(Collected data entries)
--------------------------------------------------
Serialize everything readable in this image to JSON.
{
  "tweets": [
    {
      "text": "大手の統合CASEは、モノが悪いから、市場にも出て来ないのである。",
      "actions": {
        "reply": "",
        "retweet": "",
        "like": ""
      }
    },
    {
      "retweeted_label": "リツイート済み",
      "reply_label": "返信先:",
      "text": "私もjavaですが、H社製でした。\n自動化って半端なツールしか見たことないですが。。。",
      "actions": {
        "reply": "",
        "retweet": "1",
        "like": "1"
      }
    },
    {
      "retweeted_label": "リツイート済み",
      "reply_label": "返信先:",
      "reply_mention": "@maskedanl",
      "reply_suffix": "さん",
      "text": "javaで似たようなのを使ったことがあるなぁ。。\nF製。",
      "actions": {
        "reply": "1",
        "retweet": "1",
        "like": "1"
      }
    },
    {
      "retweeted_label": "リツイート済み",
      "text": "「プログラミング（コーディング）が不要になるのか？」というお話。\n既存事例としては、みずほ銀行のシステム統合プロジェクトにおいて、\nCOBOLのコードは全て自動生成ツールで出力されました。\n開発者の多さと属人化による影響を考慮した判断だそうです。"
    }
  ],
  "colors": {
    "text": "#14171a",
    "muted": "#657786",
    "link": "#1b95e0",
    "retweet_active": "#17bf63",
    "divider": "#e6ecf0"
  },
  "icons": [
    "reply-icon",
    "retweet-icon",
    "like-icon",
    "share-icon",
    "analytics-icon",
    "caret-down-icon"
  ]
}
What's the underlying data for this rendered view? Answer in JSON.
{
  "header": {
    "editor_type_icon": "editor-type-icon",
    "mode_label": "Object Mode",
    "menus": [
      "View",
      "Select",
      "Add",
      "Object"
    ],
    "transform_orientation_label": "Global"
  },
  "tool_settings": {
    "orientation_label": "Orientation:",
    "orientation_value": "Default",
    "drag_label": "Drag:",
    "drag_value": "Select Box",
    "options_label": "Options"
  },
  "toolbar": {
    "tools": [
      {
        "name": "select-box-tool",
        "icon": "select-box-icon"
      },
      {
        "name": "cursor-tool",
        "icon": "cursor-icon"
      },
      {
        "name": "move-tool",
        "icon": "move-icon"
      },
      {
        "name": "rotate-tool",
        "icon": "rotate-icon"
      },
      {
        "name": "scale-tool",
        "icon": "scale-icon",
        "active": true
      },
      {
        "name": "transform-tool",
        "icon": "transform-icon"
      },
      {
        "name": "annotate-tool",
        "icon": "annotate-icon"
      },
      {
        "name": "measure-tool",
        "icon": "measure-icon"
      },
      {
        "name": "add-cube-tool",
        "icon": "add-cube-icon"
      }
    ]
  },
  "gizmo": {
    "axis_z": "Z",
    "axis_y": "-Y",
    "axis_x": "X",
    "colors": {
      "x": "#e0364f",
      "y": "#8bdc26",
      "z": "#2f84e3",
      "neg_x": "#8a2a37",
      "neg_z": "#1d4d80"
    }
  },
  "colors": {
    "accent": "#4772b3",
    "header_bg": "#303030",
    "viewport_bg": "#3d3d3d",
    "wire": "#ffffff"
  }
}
--------------------------------------------------
Task goal: Make an exact copy of the material above.

Response below:
Serialize everything readable in this image to JSON.
{
  "tweets": [
    {
      "text": "大手の統合CASEは、モノが悪いから、市場にも出て来ないのである。",
      "actions": {
        "reply": "",
        "retweet": "",
        "like": ""
      }
    },
    {
      "retweeted_label": "リツイート済み",
      "reply_label": "返信先:",
      "text": "私もjavaですが、H社製でした。\n自動化って半端なツールしか見たことないですが。。。",
      "actions": {
        "reply": "",
        "retweet": "1",
        "like": "1"
      }
    },
    {
      "retweeted_label": "リツイート済み",
      "reply_label": "返信先:",
      "reply_mention": "@maskedanl",
      "reply_suffix": "さん",
      "text": "javaで似たようなのを使ったことがあるなぁ。。\nF製。",
      "actions": {
        "reply": "1",
        "retweet": "1",
        "like": "1"
      }
    },
    {
      "retweeted_label": "リツイート済み",
      "text": "「プログラミング（コーディング）が不要になるのか？」というお話。\n既存事例としては、みずほ銀行のシステム統合プロジェクトにおいて、\nCOBOLのコードは全て自動生成ツールで出力されました。\n開発者の多さと属人化による影響を考慮した判断だそうです。"
    }
  ],
  "colors": {
    "text": "#14171a",
    "muted": "#657786",
    "link": "#1b95e0",
    "retweet_active": "#17bf63",
    "divider": "#e6ecf0"
  },
  "icons": [
    "reply-icon",
    "retweet-icon",
    "like-icon",
    "share-icon",
    "analytics-icon",
    "caret-down-icon"
  ]
}
What's the underlying data for this rendered view? Answer in JSON.
{
  "header": {
    "editor_type_icon": "editor-type-icon",
    "mode_label": "Object Mode",
    "menus": [
      "View",
      "Select",
      "Add",
      "Object"
    ],
    "transform_orientation_label": "Global"
  },
  "tool_settings": {
    "orientation_label": "Orientation:",
    "orientation_value": "Default",
    "drag_label": "Drag:",
    "drag_value": "Select Box",
    "options_label": "Options"
  },
  "toolbar": {
    "tools": [
      {
        "name": "select-box-tool",
        "icon": "select-box-icon"
      },
      {
        "name": "cursor-tool",
        "icon": "cursor-icon"
      },
      {
        "name": "move-tool",
        "icon": "move-icon"
      },
      {
        "name": "rotate-tool",
        "icon": "rotate-icon"
      },
      {
        "name": "scale-tool",
        "icon": "scale-icon",
        "active": true
      },
      {
        "name": "transform-tool",
        "icon": "transform-icon"
      },
      {
        "name": "annotate-tool",
        "icon": "annotate-icon"
      },
      {
        "name": "measure-tool",
        "icon": "measure-icon"
      },
      {
        "name": "add-cube-tool",
        "icon": "add-cube-icon"
      }
    ]
  },
  "gizmo": {
    "axis_z": "Z",
    "axis_y": "-Y",
    "axis_x": "X",
    "colors": {
      "x": "#e0364f",
      "y": "#8bdc26",
      "z": "#2f84e3",
      "neg_x": "#8a2a37",
      "neg_z": "#1d4d80"
    }
  },
  "colors": {
    "accent": "#4772b3",
    "header_bg": "#303030",
    "viewport_bg": "#3d3d3d",
    "wire": "#ffffff"
  }
}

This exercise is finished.